# Stated task:
Starting at the line that contains "series-layer: [112, 44, 640, 372]" and ending at the line that contains "Give bounding boxes", rewrite the entries with every "y-tick-label" changed to "y-axis-tick-label" and everything else kept the same.

# Exercise materials:

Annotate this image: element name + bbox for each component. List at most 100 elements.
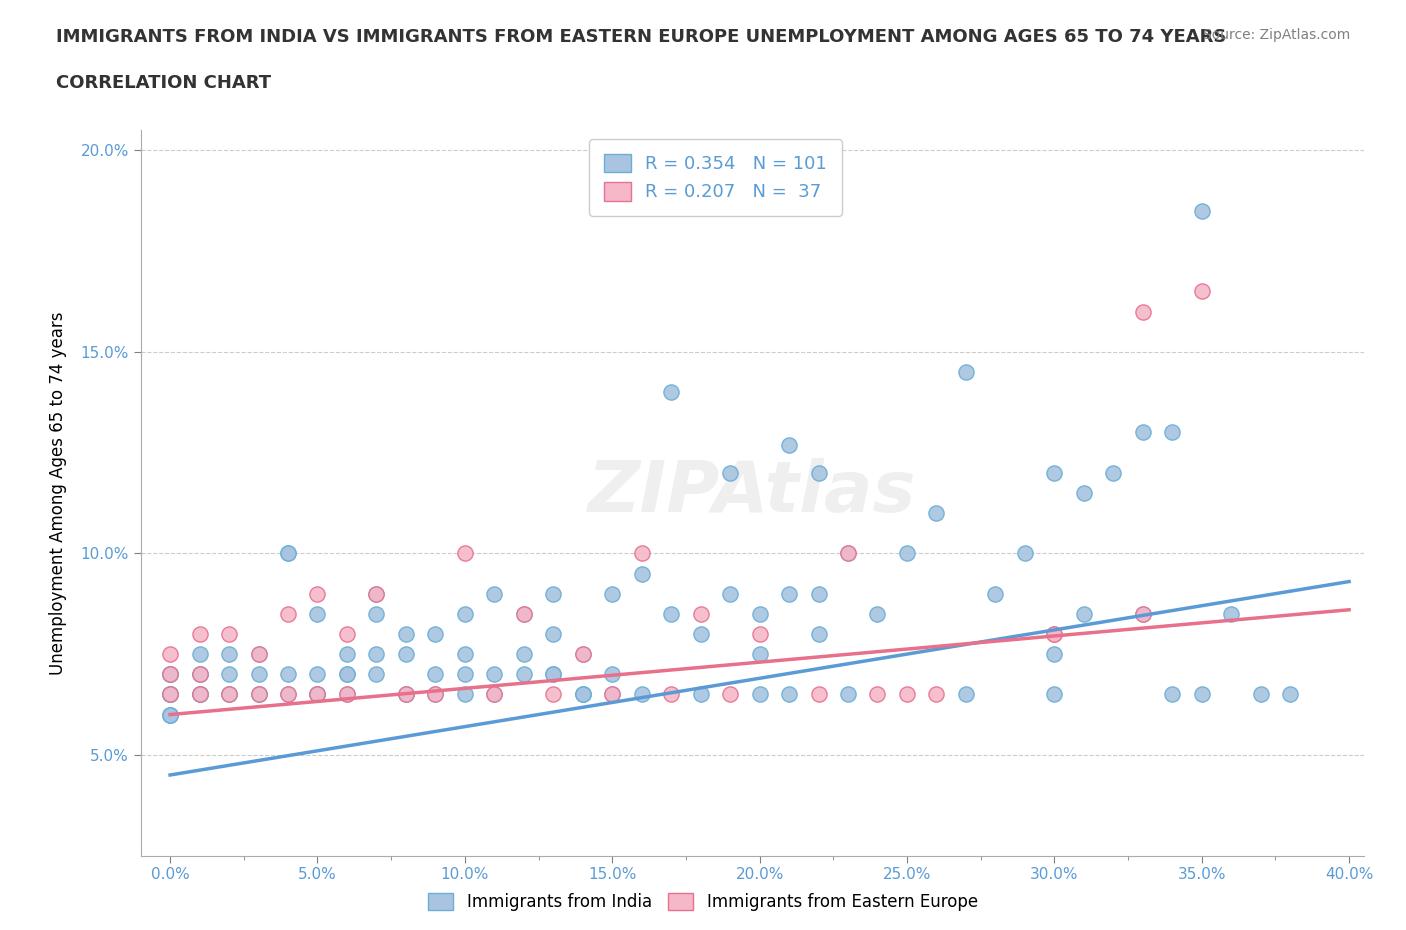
Point [513,646,536,661]
Point [336,627,359,642]
Point [513,606,536,621]
Point [896,546,918,561]
Point [218,687,240,702]
Point [484,687,506,702]
Point [188,687,211,702]
Point [188,667,211,682]
Point [630,566,652,581]
Point [955,687,977,702]
Point [366,646,388,661]
Point [395,687,418,702]
Point [807,687,830,702]
Point [689,606,711,621]
Point [159,667,181,682]
Point [307,606,329,621]
Point [1132,606,1154,621]
Point [159,667,181,682]
Point [395,627,418,642]
Point [541,627,564,642]
Point [159,687,181,702]
Point [541,667,564,682]
Point [1279,687,1302,702]
Point [571,687,593,702]
Point [218,646,240,661]
Point [247,667,270,682]
Point [807,465,830,480]
Point [1132,606,1154,621]
Point [395,687,418,702]
Point [159,687,181,702]
Point [571,687,593,702]
Point [188,667,211,682]
Point [600,687,623,702]
Point [159,687,181,702]
Point [336,667,359,682]
Point [837,687,859,702]
Point [159,707,181,722]
Point [336,687,359,702]
Point [718,465,741,480]
Point [630,546,652,561]
Point [484,667,506,682]
Point [1102,465,1125,480]
Text: ZIPAtlas: ZIPAtlas [588,458,917,527]
Point [1043,627,1066,642]
Point [218,667,240,682]
Point [778,586,800,601]
Point [925,506,948,521]
Point [600,687,623,702]
Legend: R = 0.354   N = 101, R = 0.207   N =  37: R = 0.354 N = 101, R = 0.207 N = 37 [589,140,842,216]
Point [1161,425,1184,440]
Point [659,687,682,702]
Point [984,586,1007,601]
Point [159,667,181,682]
Point [1043,687,1066,702]
Point [807,627,830,642]
Point [395,646,418,661]
Point [896,687,918,702]
Point [484,586,506,601]
Point [1161,687,1184,702]
Point [307,687,329,702]
Point [336,687,359,702]
Point [778,687,800,702]
Point [307,687,329,702]
Point [1043,465,1066,480]
Point [218,687,240,702]
Point [718,586,741,601]
Point [866,687,889,702]
Point [484,687,506,702]
Point [1043,646,1066,661]
Point [837,546,859,561]
Point [218,627,240,642]
Point [425,687,447,702]
Text: Source: ZipAtlas.com: Source: ZipAtlas.com [1202,28,1350,42]
Point [1073,606,1095,621]
Point [748,687,770,702]
Point [1220,606,1243,621]
Point [247,646,270,661]
Point [454,667,477,682]
Legend: Immigrants from India, Immigrants from Eastern Europe: Immigrants from India, Immigrants from E… [422,886,984,918]
Point [336,646,359,661]
Text: CORRELATION CHART: CORRELATION CHART [56,74,271,92]
Point [571,646,593,661]
Point [571,646,593,661]
Point [307,667,329,682]
Point [1191,687,1213,702]
Point [366,586,388,601]
Point [277,687,299,702]
Point [748,606,770,621]
Y-axis label: Unemployment Among Ages 65 to 74 years: Unemployment Among Ages 65 to 74 years [49,312,66,674]
Point [541,586,564,601]
Point [748,646,770,661]
Point [218,687,240,702]
Point [454,606,477,621]
Point [395,687,418,702]
Point [1132,304,1154,319]
Point [247,687,270,702]
Point [541,667,564,682]
Point [159,646,181,661]
Text: IMMIGRANTS FROM INDIA VS IMMIGRANTS FROM EASTERN EUROPE UNEMPLOYMENT AMONG AGES : IMMIGRANTS FROM INDIA VS IMMIGRANTS FROM… [56,28,1226,46]
Point [159,687,181,702]
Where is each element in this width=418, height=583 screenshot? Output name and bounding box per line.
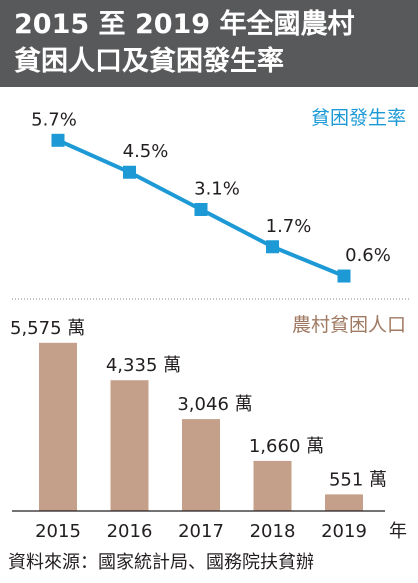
line-point	[194, 203, 208, 216]
bar-data-label: 3,046 萬	[177, 394, 252, 415]
line-data-label: 0.6%	[345, 245, 391, 266]
title-band: 2015 至 2019 年全國農村 貧困人口及貧困發生率	[0, 0, 418, 87]
chart-area: 貧困發生率 5.7% 4.5% 3.1% 1.7% 0.6% 農村貧困人口 5,575 萬 4,…	[10, 107, 410, 542]
x-axis-label: 年	[389, 521, 407, 542]
line-data-label: 5.7%	[31, 109, 77, 130]
bar	[182, 419, 220, 511]
bar	[325, 494, 363, 511]
chart-title-line-1: 2015 至 2019 年全國農村	[14, 9, 355, 40]
chart-title-line-2: 貧困人口及貧困發生率	[14, 46, 284, 77]
source-note: 資料來源：國家統計局、國務院扶貧辦	[8, 552, 314, 573]
x-tick-label: 2019	[321, 521, 367, 542]
bar-series-label: 農村貧困人口	[292, 314, 406, 336]
line-point	[266, 240, 279, 254]
line-data-label: 4.5%	[123, 141, 169, 162]
x-tick-label: 2015	[35, 521, 81, 542]
x-tick-label: 2016	[107, 521, 153, 542]
bar-data-label: 4,335 萬	[106, 355, 181, 376]
bar-data-label: 5,575 萬	[10, 318, 85, 339]
bar-data-label: 1,660 萬	[249, 436, 324, 457]
x-tick-label: 2018	[250, 521, 296, 542]
bar-data-label: 551 萬	[329, 469, 387, 490]
line-point	[123, 165, 136, 179]
line-point	[51, 133, 65, 147]
x-tick-label: 2017	[178, 521, 224, 542]
bar	[253, 460, 292, 511]
bar	[39, 342, 77, 511]
line-data-label: 3.1%	[194, 179, 240, 200]
line-data-label: 1.7%	[266, 216, 312, 237]
bar	[110, 380, 149, 511]
line-series-label: 貧困發生率	[311, 107, 406, 129]
line-point	[337, 269, 351, 283]
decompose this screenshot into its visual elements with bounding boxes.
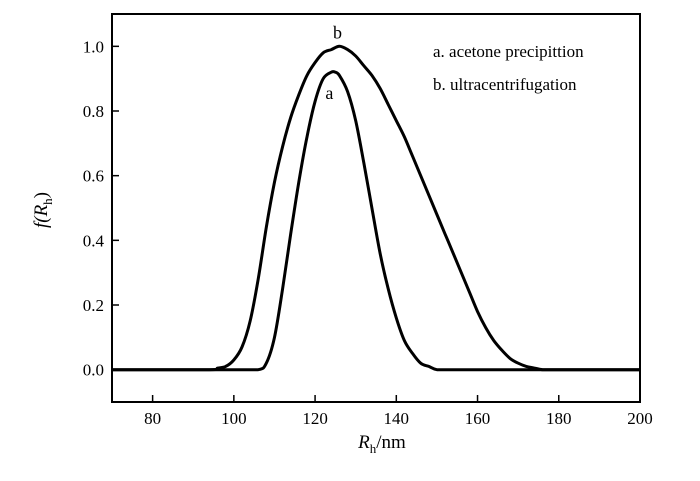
series-layer: [112, 44, 640, 372]
x-axis-title-main: R: [357, 432, 370, 453]
x-tick-label: 80: [144, 409, 161, 428]
y-axis-title: f(Rh): [31, 192, 55, 228]
y-axis-title-sub: h: [40, 198, 55, 205]
y-axis-title-prefix: f(: [31, 215, 52, 228]
x-tick-label: 180: [546, 409, 572, 428]
x-axis-ticks: 80 100 120 140 160 180 200: [144, 395, 653, 428]
x-axis-title-suffix: /nm: [376, 432, 406, 453]
y-axis-title-suffix: ): [31, 192, 52, 198]
y-tick-label: 1.0: [83, 37, 104, 56]
y-tick-label: 0.2: [83, 296, 104, 315]
y-tick-label: 0.6: [83, 167, 104, 186]
x-tick-label: 100: [221, 409, 247, 428]
series-line-b: [112, 44, 640, 372]
legend: a. acetone precipittion b. ultracentrifu…: [433, 42, 584, 94]
x-tick-label: 200: [627, 409, 653, 428]
y-tick-label: 0.4: [83, 231, 105, 250]
y-axis-title-main: R: [31, 204, 52, 217]
curve-label-b: b: [333, 22, 342, 42]
x-tick-label: 120: [302, 409, 328, 428]
x-tick-label: 140: [384, 409, 410, 428]
x-axis-title-sub: h: [370, 441, 377, 456]
curve-label-a: a: [325, 83, 333, 103]
legend-entry-b: b. ultracentrifugation: [433, 75, 577, 94]
plot-frame: [111, 13, 641, 403]
x-axis-title: Rh/nm: [357, 432, 406, 456]
y-tick-label: 0.8: [83, 102, 104, 121]
y-axis-ticks: 0.0 0.2 0.4 0.6 0.8 1.0: [83, 37, 119, 380]
x-tick-label: 160: [465, 409, 491, 428]
legend-entry-a: a. acetone precipittion: [433, 42, 584, 61]
y-tick-label: 0.0: [83, 361, 104, 380]
series-line-a: [112, 70, 640, 372]
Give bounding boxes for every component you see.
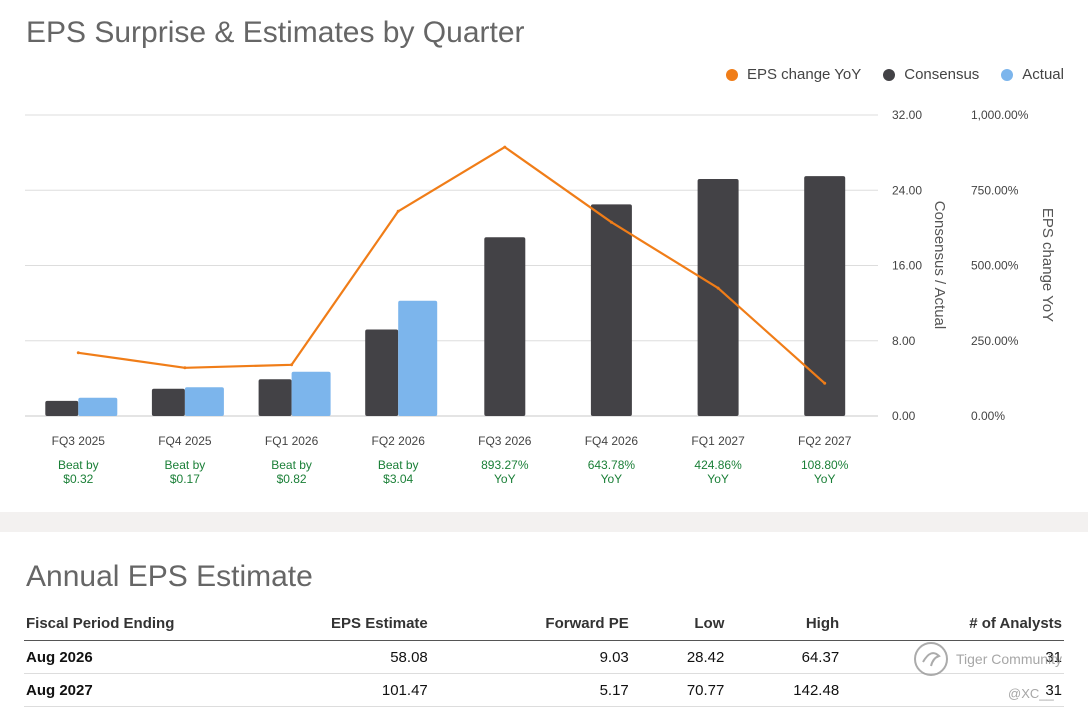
eps-change-point bbox=[609, 220, 613, 224]
eps-change-point bbox=[503, 145, 507, 149]
table-cell: Aug 2026 bbox=[24, 640, 198, 674]
legend-item[interactable]: Consensus bbox=[883, 66, 979, 83]
actual-bar bbox=[398, 300, 438, 416]
x-tick-label: FQ3 2025 bbox=[52, 434, 106, 448]
table-row: Aug 2026 58.08 9.03 28.42 64.37 31 bbox=[24, 640, 1064, 674]
y-right-tick-label: 750.00% bbox=[971, 183, 1019, 197]
bar-annotation: 643.78% bbox=[588, 458, 636, 472]
bar-annotation: $3.04 bbox=[383, 472, 413, 486]
bar-annotation: 108.80% bbox=[801, 458, 849, 472]
legend-dot-icon bbox=[1001, 68, 1014, 81]
table-header-row: Fiscal Period Ending EPS Estimate Forward … bbox=[24, 606, 1064, 641]
watermark-text: Tiger Community bbox=[956, 651, 1063, 667]
eps-change-line bbox=[78, 146, 826, 385]
legend-item[interactable]: EPS change YoY bbox=[725, 66, 862, 83]
actual-bar bbox=[78, 397, 118, 416]
bar-annotation: Beat by bbox=[271, 458, 312, 472]
consensus-bar bbox=[804, 176, 846, 416]
y-right-tick-label: 500.00% bbox=[971, 259, 1019, 273]
bar-annotation: $0.17 bbox=[170, 472, 200, 486]
table-cell: 64.37 bbox=[726, 640, 842, 674]
table-cell: 9.03 bbox=[429, 640, 631, 674]
eps-change-point bbox=[183, 366, 187, 370]
consensus-bar bbox=[151, 388, 185, 416]
section-divider bbox=[0, 512, 1088, 532]
y-left-tick-label: 0.00 bbox=[892, 409, 916, 423]
actual-bar bbox=[184, 387, 224, 416]
x-tick-label: FQ2 2027 bbox=[798, 434, 852, 448]
eps-chart: 0.00 0.00% 8.00 250.00% 16.00 500.00% 24.00 750… bbox=[25, 108, 1056, 486]
y-right-tick-label: 1,000.00% bbox=[971, 108, 1029, 122]
column-header[interactable]: EPS Estimate bbox=[198, 606, 430, 641]
consensus-bar bbox=[484, 237, 526, 416]
actual-bar bbox=[291, 371, 331, 416]
eps-change-point bbox=[76, 351, 80, 355]
bar-annotation: Beat by bbox=[165, 458, 206, 472]
chart-legend: EPS change YoY Consensus Actual bbox=[725, 66, 1064, 83]
bar-annotation: Beat by bbox=[378, 458, 419, 472]
x-tick-label: FQ4 2026 bbox=[585, 434, 639, 448]
y-left-axis-title: Consensus / Actual bbox=[931, 201, 948, 329]
x-tick-label: FQ4 2025 bbox=[158, 434, 212, 448]
x-tick-label: FQ3 2026 bbox=[478, 434, 532, 448]
y-left-tick-label: 16.00 bbox=[892, 259, 922, 273]
table-cell: 142.48 bbox=[726, 673, 842, 707]
y-left-tick-label: 32.00 bbox=[892, 108, 922, 122]
bar-annotation: $0.82 bbox=[277, 472, 307, 486]
eps-change-point bbox=[823, 381, 827, 385]
bar-annotation: YoY bbox=[814, 472, 836, 486]
legend-label: Consensus bbox=[904, 66, 980, 83]
column-header[interactable]: High bbox=[726, 606, 842, 641]
y-right-tick-label: 0.00% bbox=[971, 409, 1005, 423]
table-cell: 5.17 bbox=[429, 673, 631, 707]
x-tick-label: FQ1 2027 bbox=[691, 434, 745, 448]
legend-label: Actual bbox=[1022, 66, 1064, 83]
bar-annotation: 424.86% bbox=[694, 458, 742, 472]
eps-change-point bbox=[290, 363, 294, 367]
table-row: Aug 2027 101.47 5.17 70.77 142.48 31 bbox=[24, 673, 1064, 707]
column-header[interactable]: # of Analysts bbox=[841, 606, 1064, 641]
annual-eps-title: Annual EPS Estimate bbox=[26, 560, 313, 593]
eps-change-point bbox=[396, 209, 400, 213]
consensus-bar bbox=[697, 179, 739, 416]
table-cell: 31 bbox=[841, 640, 1064, 674]
y-left-tick-label: 24.00 bbox=[892, 183, 922, 197]
y-right-tick-label: 250.00% bbox=[971, 334, 1019, 348]
consensus-bar bbox=[45, 400, 79, 416]
tiger-logo-icon bbox=[914, 642, 948, 676]
watermark-handle: @XC__ bbox=[1008, 686, 1054, 701]
annual-eps-section: Annual EPS Estimate Fiscal Period Ending… bbox=[0, 532, 1088, 720]
table-cell: Aug 2027 bbox=[24, 673, 198, 707]
bar-annotation: 893.27% bbox=[481, 458, 529, 472]
table-cell: 101.47 bbox=[198, 673, 430, 707]
legend-dot-icon bbox=[883, 68, 896, 81]
table-cell: 58.08 bbox=[198, 640, 430, 674]
eps-change-point bbox=[716, 286, 720, 290]
table-cell: 31 bbox=[841, 673, 1064, 707]
eps-chart-section: EPS Surprise & Estimates by Quarter EPS … bbox=[25, 16, 1064, 486]
legend-item[interactable]: Actual bbox=[1001, 66, 1064, 83]
bar-annotation: $0.32 bbox=[63, 472, 93, 486]
x-tick-label: FQ2 2026 bbox=[372, 434, 426, 448]
column-header[interactable]: Fiscal Period Ending bbox=[24, 606, 198, 641]
column-header[interactable]: Forward PE bbox=[429, 606, 631, 641]
legend-label: EPS change YoY bbox=[746, 66, 862, 83]
table-cell: 70.77 bbox=[630, 673, 727, 707]
bar-annotation: YoY bbox=[601, 472, 623, 486]
y-left-tick-label: 8.00 bbox=[892, 334, 916, 348]
watermark: Tiger Community bbox=[912, 640, 1062, 678]
x-tick-label: FQ1 2026 bbox=[265, 434, 319, 448]
consensus-bar bbox=[365, 329, 399, 416]
annual-eps-table: Fiscal Period Ending EPS Estimate Forward … bbox=[24, 606, 1064, 707]
table-cell: 28.42 bbox=[630, 640, 727, 674]
y-right-axis-title: EPS change YoY bbox=[1039, 208, 1056, 322]
consensus-bar bbox=[258, 379, 292, 416]
bar-annotation: Beat by bbox=[58, 458, 99, 472]
bar-annotation: YoY bbox=[707, 472, 729, 486]
chart-title: EPS Surprise & Estimates by Quarter bbox=[26, 16, 525, 49]
legend-dot-icon bbox=[725, 68, 738, 81]
consensus-bar bbox=[590, 204, 632, 416]
column-header[interactable]: Low bbox=[630, 606, 727, 641]
bar-annotation: YoY bbox=[494, 472, 516, 486]
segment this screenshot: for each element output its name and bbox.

# The answer:
series-layer: [112, 44, 640, 372]
x-axis-title-main: R: [357, 432, 370, 453]
x-tick-label: 80: [144, 409, 161, 428]
y-axis-title: f(Rh): [31, 192, 55, 228]
y-axis-title-sub: h: [40, 198, 55, 205]
y-axis-title-prefix: f(: [31, 215, 52, 228]
x-tick-label: 180: [546, 409, 572, 428]
x-axis-ticks: 80 100 120 140 160 180 200: [144, 395, 653, 428]
x-axis-title-suffix: /nm: [376, 432, 406, 453]
y-axis-title-suffix: ): [31, 192, 52, 198]
y-axis-tick-label: 1.0: [83, 37, 104, 56]
y-axis-tick-label: 0.2: [83, 296, 104, 315]
y-axis-tick-label: 0.6: [83, 167, 104, 186]
x-tick-label: 100: [221, 409, 247, 428]
series-line-b: [112, 44, 640, 372]
legend: a. acetone precipittion b. ultracentrifu…: [433, 42, 584, 94]
x-tick-label: 200: [627, 409, 653, 428]
y-axis-tick-label: 0.4: [83, 231, 105, 250]
y-axis-title-main: R: [31, 204, 52, 217]
curve-label-b: b: [333, 22, 342, 42]
x-tick-label: 120: [302, 409, 328, 428]
x-tick-label: 140: [384, 409, 410, 428]
x-axis-title-sub: h: [370, 441, 377, 456]
curve-label-a: a: [325, 83, 333, 103]
legend-entry-b: b. ultracentrifugation: [433, 75, 577, 94]
plot-frame: [111, 13, 641, 403]
x-axis-title: Rh/nm: [357, 432, 406, 456]
y-axis-tick-label: 0.8: [83, 102, 104, 121]
y-axis-ticks: 0.0 0.2 0.4 0.6 0.8 1.0: [83, 37, 119, 380]
x-tick-label: 160: [465, 409, 491, 428]
legend-entry-a: a. acetone precipittion: [433, 42, 584, 61]
y-axis-tick-label: 0.0: [83, 361, 104, 380]
series-line-a: [112, 70, 640, 372]
Give bounding boxes for every component you see.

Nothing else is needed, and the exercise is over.